■ Task statement: For the entries that follow, state how many lines include the word "duty", giving the number and nothing else.

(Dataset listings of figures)
•••••

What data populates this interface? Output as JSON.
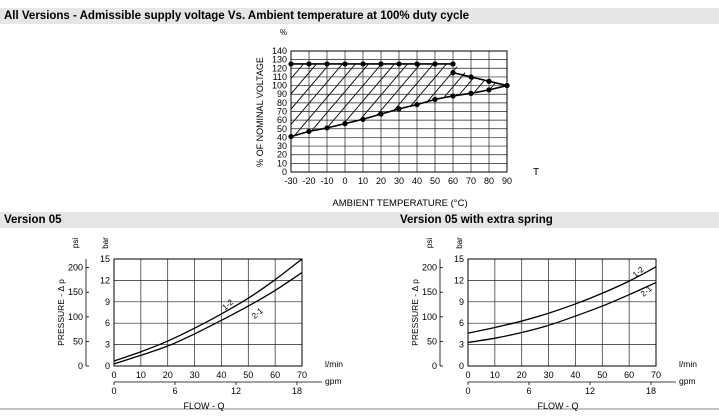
{
  "sections": {
    "top_title": "All Versions - Admissible supply voltage Vs. Ambient temperature at 100% duty cycle",
    "left_title": "Version 05",
    "right_title": "Version 05 with extra spring"
  },
  "chart_data": [
    {
      "type": "area",
      "title": "All Versions - Admissible supply voltage Vs. Ambient temperature at 100% duty cycle",
      "xlabel": "AMBIENT TEMPERATURE (°C)",
      "ylabel": "% OF NOMINAL VOLTAGE",
      "y_unit": "%",
      "x_end_symbol": "T",
      "xlim": [
        -30,
        90
      ],
      "ylim": [
        0,
        140
      ],
      "x_ticks": [
        -30,
        -20,
        -10,
        0,
        10,
        20,
        30,
        40,
        50,
        60,
        70,
        80,
        90
      ],
      "y_ticks": [
        0,
        10,
        20,
        30,
        40,
        50,
        60,
        70,
        80,
        90,
        100,
        110,
        120,
        130,
        140
      ],
      "grid": true,
      "hatched_region": true,
      "series": [
        {
          "x": [
            -30,
            -20,
            -10,
            0,
            10,
            20,
            30,
            40,
            50,
            60
          ],
          "y": [
            125,
            125,
            125,
            125,
            125,
            125,
            125,
            125,
            125,
            125
          ]
        },
        {
          "x": [
            60,
            70,
            80,
            90
          ],
          "y": [
            115,
            110,
            105,
            100
          ]
        },
        {
          "x": [
            -30,
            -20,
            -10,
            0,
            10,
            20,
            30,
            40,
            50,
            60,
            70,
            80,
            90
          ],
          "y": [
            41,
            47,
            51,
            56,
            61,
            67,
            73,
            78,
            84,
            88,
            91,
            95,
            100
          ]
        }
      ]
    },
    {
      "type": "line",
      "title": "Version 05",
      "xlabel": "FLOW - Q",
      "ylabel": "PRESSURE - Δ p",
      "x_unit": "l/min",
      "x2_unit": "gpm",
      "y_unit": "bar",
      "y2_unit": "psi",
      "xlim": [
        0,
        70
      ],
      "ylim": [
        0,
        15
      ],
      "x_ticks": [
        0,
        10,
        20,
        30,
        40,
        50,
        60,
        70
      ],
      "x2_ticks": [
        0,
        6,
        12,
        18
      ],
      "y_ticks": [
        0,
        3,
        6,
        9,
        12,
        15
      ],
      "y2_ticks": [
        0,
        50,
        100,
        150,
        200
      ],
      "grid": true,
      "series": [
        {
          "name": "1-2",
          "x": [
            0,
            10,
            20,
            30,
            40,
            50,
            60,
            70
          ],
          "y": [
            0.7,
            2.0,
            3.5,
            5.3,
            7.3,
            9.5,
            12.1,
            15.0
          ]
        },
        {
          "name": "2-1",
          "x": [
            0,
            10,
            20,
            30,
            40,
            50,
            60,
            70
          ],
          "y": [
            0.3,
            1.5,
            2.8,
            4.5,
            6.4,
            8.4,
            10.6,
            13.1
          ]
        }
      ]
    },
    {
      "type": "line",
      "title": "Version 05 with extra spring",
      "xlabel": "FLOW - Q",
      "ylabel": "PRESSURE - Δ p",
      "x_unit": "l/min",
      "x2_unit": "gpm",
      "y_unit": "bar",
      "y2_unit": "psi",
      "xlim": [
        0,
        70
      ],
      "ylim": [
        0,
        15
      ],
      "x_ticks": [
        0,
        10,
        20,
        30,
        40,
        50,
        60,
        70
      ],
      "x2_ticks": [
        0,
        6,
        12,
        18
      ],
      "y_ticks": [
        0,
        3,
        6,
        9,
        12,
        15
      ],
      "y2_ticks": [
        0,
        50,
        100,
        150,
        200
      ],
      "grid": true,
      "series": [
        {
          "name": "1-2",
          "x": [
            0,
            10,
            20,
            30,
            40,
            50,
            60,
            70
          ],
          "y": [
            4.6,
            5.4,
            6.3,
            7.4,
            8.7,
            10.2,
            11.9,
            13.9
          ]
        },
        {
          "name": "2-1",
          "x": [
            0,
            10,
            20,
            30,
            40,
            50,
            60,
            70
          ],
          "y": [
            3.3,
            3.9,
            4.7,
            5.7,
            7.0,
            8.4,
            10.0,
            11.7
          ]
        }
      ]
    }
  ]
}
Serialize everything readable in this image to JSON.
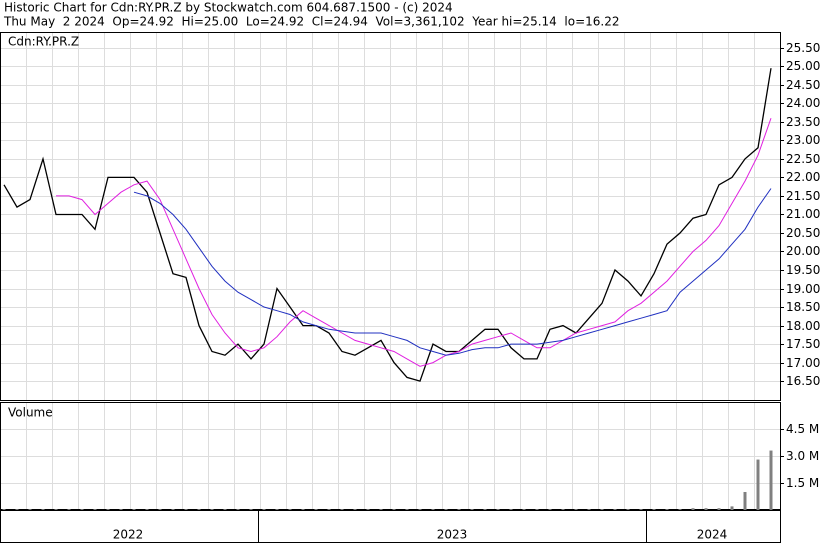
{
  "header": {
    "line1": "Historic Chart for Cdn:RY.PR.Z by Stockwatch.com 604.687.1500 - (c) 2024",
    "line2": "Thu May  2 2024  Op=24.92  Hi=25.00  Lo=24.92  Cl=24.94  Vol=3,361,102  Year hi=25.14  lo=16.22"
  },
  "year_labels": [
    "2022",
    "2023",
    "2024"
  ],
  "chart_data": [
    {
      "type": "line",
      "title": "Cdn:RY.PR.Z",
      "grid": true,
      "ylim": [
        15.99,
        25.9
      ],
      "yticks": [
        {
          "value": 16.5,
          "label": "16.50"
        },
        {
          "value": 17,
          "label": "17.00"
        },
        {
          "value": 17.5,
          "label": "17.50"
        },
        {
          "value": 18,
          "label": "18.00"
        },
        {
          "value": 18.5,
          "label": "18.50"
        },
        {
          "value": 19,
          "label": "19.00"
        },
        {
          "value": 19.5,
          "label": "19.50"
        },
        {
          "value": 20,
          "label": "20.00"
        },
        {
          "value": 20.5,
          "label": "20.50"
        },
        {
          "value": 21,
          "label": "21.00"
        },
        {
          "value": 21.5,
          "label": "21.50"
        },
        {
          "value": 22,
          "label": "22.00"
        },
        {
          "value": 22.5,
          "label": "22.50"
        },
        {
          "value": 23,
          "label": "23.00"
        },
        {
          "value": 23.5,
          "label": "23.50"
        },
        {
          "value": 24,
          "label": "24.00"
        },
        {
          "value": 24.5,
          "label": "24.50"
        },
        {
          "value": 25,
          "label": "25.00"
        },
        {
          "value": 25.5,
          "label": "25.50"
        }
      ],
      "series": [
        {
          "color": "#000000",
          "values": [
            21.8,
            21.2,
            21.4,
            22.5,
            21.0,
            21.0,
            21.0,
            20.6,
            22.0,
            22.0,
            22.0,
            21.6,
            20.5,
            19.4,
            19.3,
            18.0,
            17.3,
            17.2,
            17.5,
            17.1,
            17.5,
            19.0,
            18.5,
            18.0,
            18.0,
            17.8,
            17.3,
            17.2,
            17.4,
            17.6,
            17.0,
            16.6,
            16.5,
            17.5,
            17.3,
            17.3,
            17.6,
            17.9,
            17.9,
            17.4,
            17.1,
            17.1,
            17.9,
            18.0,
            17.8,
            18.2,
            18.6,
            19.5,
            19.2,
            18.8,
            19.4,
            20.2,
            20.5,
            20.9,
            21.0,
            21.8,
            22.0,
            22.5,
            22.8,
            24.95
          ]
        },
        {
          "color": "#e020e0",
          "values": [
            null,
            null,
            null,
            null,
            21.5,
            21.5,
            21.4,
            21.0,
            21.3,
            21.6,
            21.8,
            21.9,
            21.4,
            20.6,
            19.8,
            19.0,
            18.3,
            17.8,
            17.4,
            17.3,
            17.4,
            17.7,
            18.1,
            18.4,
            18.2,
            18.0,
            17.8,
            17.6,
            17.5,
            17.4,
            17.3,
            17.1,
            16.9,
            17.0,
            17.2,
            17.3,
            17.5,
            17.6,
            17.7,
            17.8,
            17.6,
            17.4,
            17.4,
            17.6,
            17.8,
            17.9,
            18.0,
            18.1,
            18.4,
            18.6,
            18.9,
            19.2,
            19.6,
            20.0,
            20.3,
            20.7,
            21.3,
            21.9,
            22.6,
            23.6
          ]
        },
        {
          "color": "#2030c0",
          "values": [
            null,
            null,
            null,
            null,
            null,
            null,
            null,
            null,
            null,
            null,
            21.6,
            21.5,
            21.3,
            21.0,
            20.6,
            20.1,
            19.6,
            19.2,
            18.9,
            18.7,
            18.5,
            18.4,
            18.3,
            18.1,
            18.0,
            17.9,
            17.85,
            17.8,
            17.8,
            17.8,
            17.7,
            17.6,
            17.4,
            17.3,
            17.2,
            17.25,
            17.35,
            17.4,
            17.4,
            17.5,
            17.5,
            17.5,
            17.55,
            17.6,
            17.7,
            17.8,
            17.9,
            18.0,
            18.1,
            18.2,
            18.3,
            18.4,
            18.9,
            19.2,
            19.5,
            19.8,
            20.2,
            20.6,
            21.2,
            21.7
          ]
        }
      ]
    },
    {
      "type": "bar",
      "title": "Volume",
      "grid": true,
      "color": "#808080",
      "ylim": [
        0,
        5.94
      ],
      "yticks": [
        {
          "value": 1.5,
          "label": "1.5 M"
        },
        {
          "value": 3,
          "label": "3.0 M"
        },
        {
          "value": 4.5,
          "label": "4.5 M"
        }
      ],
      "values": [
        0.05,
        0.05,
        0.05,
        0.05,
        0.05,
        0.05,
        0.05,
        0.05,
        0.05,
        0.05,
        0.05,
        0.05,
        0.05,
        0.05,
        0.05,
        0.05,
        0.05,
        0.05,
        0.05,
        0.05,
        0.05,
        0.05,
        0.05,
        0.05,
        0.05,
        0.05,
        0.05,
        0.05,
        0.05,
        0.05,
        0.05,
        0.05,
        0.05,
        0.05,
        0.05,
        0.05,
        0.05,
        0.05,
        0.05,
        0.05,
        0.05,
        0.05,
        0.05,
        0.05,
        0.05,
        0.05,
        0.05,
        0.05,
        0.05,
        0.05,
        0.05,
        0.05,
        0.05,
        0.1,
        0.1,
        0.1,
        0.2,
        1.0,
        2.8,
        3.3
      ]
    }
  ]
}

•••••

■ Result of the task: 2